What the task asks:
Copy every line of the material below word for word.

(Entries from a dataset)
━━━━━━━━━━

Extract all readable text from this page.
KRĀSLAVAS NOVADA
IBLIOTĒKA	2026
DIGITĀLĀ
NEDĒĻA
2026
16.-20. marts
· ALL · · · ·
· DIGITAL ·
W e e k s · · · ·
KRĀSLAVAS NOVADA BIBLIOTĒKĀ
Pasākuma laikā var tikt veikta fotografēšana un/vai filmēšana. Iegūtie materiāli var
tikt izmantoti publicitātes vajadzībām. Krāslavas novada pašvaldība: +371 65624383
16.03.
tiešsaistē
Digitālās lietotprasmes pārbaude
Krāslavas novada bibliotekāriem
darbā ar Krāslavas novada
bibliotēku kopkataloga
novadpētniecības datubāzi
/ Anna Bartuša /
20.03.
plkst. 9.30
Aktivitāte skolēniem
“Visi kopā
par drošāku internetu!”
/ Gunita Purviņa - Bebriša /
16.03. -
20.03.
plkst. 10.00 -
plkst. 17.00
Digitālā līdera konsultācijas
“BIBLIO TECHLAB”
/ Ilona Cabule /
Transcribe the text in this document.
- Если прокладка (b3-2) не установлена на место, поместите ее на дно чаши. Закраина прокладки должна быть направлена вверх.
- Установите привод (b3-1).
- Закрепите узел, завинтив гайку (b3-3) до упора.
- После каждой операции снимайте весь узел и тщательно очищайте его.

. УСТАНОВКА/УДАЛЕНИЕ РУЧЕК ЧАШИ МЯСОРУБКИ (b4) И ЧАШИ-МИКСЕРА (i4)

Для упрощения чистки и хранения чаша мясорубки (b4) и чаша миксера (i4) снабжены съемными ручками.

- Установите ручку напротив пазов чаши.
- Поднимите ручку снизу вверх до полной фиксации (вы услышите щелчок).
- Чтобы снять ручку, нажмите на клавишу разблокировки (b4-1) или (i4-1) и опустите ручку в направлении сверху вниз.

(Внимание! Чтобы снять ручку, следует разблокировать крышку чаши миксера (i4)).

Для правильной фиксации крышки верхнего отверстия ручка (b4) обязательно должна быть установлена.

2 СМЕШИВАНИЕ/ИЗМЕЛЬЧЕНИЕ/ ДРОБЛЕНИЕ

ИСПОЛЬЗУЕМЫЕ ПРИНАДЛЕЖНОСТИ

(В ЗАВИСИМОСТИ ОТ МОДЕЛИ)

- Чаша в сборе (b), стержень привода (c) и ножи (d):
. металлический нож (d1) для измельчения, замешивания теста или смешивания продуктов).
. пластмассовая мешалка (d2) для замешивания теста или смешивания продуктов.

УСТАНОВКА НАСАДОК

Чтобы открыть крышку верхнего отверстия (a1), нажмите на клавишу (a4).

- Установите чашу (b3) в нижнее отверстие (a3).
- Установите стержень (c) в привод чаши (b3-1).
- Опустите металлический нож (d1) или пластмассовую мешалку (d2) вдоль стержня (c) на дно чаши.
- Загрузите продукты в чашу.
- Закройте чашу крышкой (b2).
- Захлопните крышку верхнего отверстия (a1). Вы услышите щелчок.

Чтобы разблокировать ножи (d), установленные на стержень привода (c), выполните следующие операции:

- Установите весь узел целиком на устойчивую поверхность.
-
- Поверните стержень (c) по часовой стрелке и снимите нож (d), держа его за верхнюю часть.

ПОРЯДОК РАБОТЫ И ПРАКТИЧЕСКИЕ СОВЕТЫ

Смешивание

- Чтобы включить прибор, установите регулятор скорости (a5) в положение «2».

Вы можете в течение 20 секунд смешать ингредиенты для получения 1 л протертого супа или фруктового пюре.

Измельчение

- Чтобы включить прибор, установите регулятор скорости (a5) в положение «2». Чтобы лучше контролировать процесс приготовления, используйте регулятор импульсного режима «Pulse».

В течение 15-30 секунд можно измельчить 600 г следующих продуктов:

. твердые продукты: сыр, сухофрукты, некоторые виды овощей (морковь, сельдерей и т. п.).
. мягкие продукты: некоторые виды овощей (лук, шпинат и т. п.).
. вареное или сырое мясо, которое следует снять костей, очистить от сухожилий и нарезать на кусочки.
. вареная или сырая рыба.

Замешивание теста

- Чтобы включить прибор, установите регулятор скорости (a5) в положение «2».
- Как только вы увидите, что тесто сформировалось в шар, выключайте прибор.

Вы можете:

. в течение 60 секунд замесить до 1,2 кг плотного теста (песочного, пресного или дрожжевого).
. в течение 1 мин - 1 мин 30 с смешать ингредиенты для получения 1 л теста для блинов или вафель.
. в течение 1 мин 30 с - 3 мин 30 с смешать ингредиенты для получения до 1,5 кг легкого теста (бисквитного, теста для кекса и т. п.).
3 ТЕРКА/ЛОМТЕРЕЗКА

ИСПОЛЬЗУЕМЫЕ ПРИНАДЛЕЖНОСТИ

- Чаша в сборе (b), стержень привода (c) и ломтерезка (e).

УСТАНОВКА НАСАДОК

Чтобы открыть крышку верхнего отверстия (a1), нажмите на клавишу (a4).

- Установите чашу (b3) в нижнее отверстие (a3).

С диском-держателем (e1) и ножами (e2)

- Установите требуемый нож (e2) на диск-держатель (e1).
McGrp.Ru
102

━━━━━━━━━━

Final result:
Extract all readable text from this page.
KRĀSLAVAS NOVADA
IBLIOTĒKA	2026
DIGITĀLĀ
NEDĒĻA
2026
16.-20. marts
· ALL · · · ·
· DIGITAL ·
W e e k s · · · ·
KRĀSLAVAS NOVADA BIBLIOTĒKĀ
Pasākuma laikā var tikt veikta fotografēšana un/vai filmēšana. Iegūtie materiāli var
tikt izmantoti publicitātes vajadzībām. Krāslavas novada pašvaldība: +371 65624383
16.03.
tiešsaistē
Digitālās lietotprasmes pārbaude
Krāslavas novada bibliotekāriem
darbā ar Krāslavas novada
bibliotēku kopkataloga
novadpētniecības datubāzi
/ Anna Bartuša /
20.03.
plkst. 9.30
Aktivitāte skolēniem
“Visi kopā
par drošāku internetu!”
/ Gunita Purviņa - Bebriša /
16.03. -
20.03.
plkst. 10.00 -
plkst. 17.00
Digitālā līdera konsultācijas
“BIBLIO TECHLAB”
/ Ilona Cabule /
Transcribe the text in this document.
- Если прокладка (b3-2) не установлена на место, поместите ее на дно чаши. Закраина прокладки должна быть направлена вверх.
- Установите привод (b3-1).
- Закрепите узел, завинтив гайку (b3-3) до упора.
- После каждой операции снимайте весь узел и тщательно очищайте его.

. УСТАНОВКА/УДАЛЕНИЕ РУЧЕК ЧАШИ МЯСОРУБКИ (b4) И ЧАШИ-МИКСЕРА (i4)

Для упрощения чистки и хранения чаша мясорубки (b4) и чаша миксера (i4) снабжены съемными ручками.

- Установите ручку напротив пазов чаши.
- Поднимите ручку снизу вверх до полной фиксации (вы услышите щелчок).
- Чтобы снять ручку, нажмите на клавишу разблокировки (b4-1) или (i4-1) и опустите ручку в направлении сверху вниз.

(Внимание! Чтобы снять ручку, следует разблокировать крышку чаши миксера (i4)).

Для правильной фиксации крышки верхнего отверстия ручка (b4) обязательно должна быть установлена.

2 СМЕШИВАНИЕ/ИЗМЕЛЬЧЕНИЕ/ ДРОБЛЕНИЕ

ИСПОЛЬЗУЕМЫЕ ПРИНАДЛЕЖНОСТИ

(В ЗАВИСИМОСТИ ОТ МОДЕЛИ)

- Чаша в сборе (b), стержень привода (c) и ножи (d):
. металлический нож (d1) для измельчения, замешивания теста или смешивания продуктов).
. пластмассовая мешалка (d2) для замешивания теста или смешивания продуктов.

УСТАНОВКА НАСАДОК

Чтобы открыть крышку верхнего отверстия (a1), нажмите на клавишу (a4).

- Установите чашу (b3) в нижнее отверстие (a3).
- Установите стержень (c) в привод чаши (b3-1).
- Опустите металлический нож (d1) или пластмассовую мешалку (d2) вдоль стержня (c) на дно чаши.
- Загрузите продукты в чашу.
- Закройте чашу крышкой (b2).
- Захлопните крышку верхнего отверстия (a1). Вы услышите щелчок.

Чтобы разблокировать ножи (d), установленные на стержень привода (c), выполните следующие операции:

- Установите весь узел целиком на устойчивую поверхность.
-
- Поверните стержень (c) по часовой стрелке и снимите нож (d), держа его за верхнюю часть.

ПОРЯДОК РАБОТЫ И ПРАКТИЧЕСКИЕ СОВЕТЫ

Смешивание

- Чтобы включить прибор, установите регулятор скорости (a5) в положение «2».

Вы можете в течение 20 секунд смешать ингредиенты для получения 1 л протертого супа или фруктового пюре.

Измельчение

- Чтобы включить прибор, установите регулятор скорости (a5) в положение «2». Чтобы лучше контролировать процесс приготовления, используйте регулятор импульсного режима «Pulse».

В течение 15-30 секунд можно измельчить 600 г следующих продуктов:

. твердые продукты: сыр, сухофрукты, некоторые виды овощей (морковь, сельдерей и т. п.).
. мягкие продукты: некоторые виды овощей (лук, шпинат и т. п.).
. вареное или сырое мясо, которое следует снять костей, очистить от сухожилий и нарезать на кусочки.
. вареная или сырая рыба.

Замешивание теста

- Чтобы включить прибор, установите регулятор скорости (a5) в положение «2».
- Как только вы увидите, что тесто сформировалось в шар, выключайте прибор.

Вы можете:

. в течение 60 секунд замесить до 1,2 кг плотного теста (песочного, пресного или дрожжевого).
. в течение 1 мин - 1 мин 30 с смешать ингредиенты для получения 1 л теста для блинов или вафель.
. в течение 1 мин 30 с - 3 мин 30 с смешать ингредиенты для получения до 1,5 кг легкого теста (бисквитного, теста для кекса и т. п.).
3 ТЕРКА/ЛОМТЕРЕЗКА

ИСПОЛЬЗУЕМЫЕ ПРИНАДЛЕЖНОСТИ

- Чаша в сборе (b), стержень привода (c) и ломтерезка (e).

УСТАНОВКА НАСАДОК

Чтобы открыть крышку верхнего отверстия (a1), нажмите на клавишу (a4).

- Установите чашу (b3) в нижнее отверстие (a3).

С диском-держателем (e1) и ножами (e2)

- Установите требуемый нож (e2) на диск-держатель (e1).
McGrp.Ru
102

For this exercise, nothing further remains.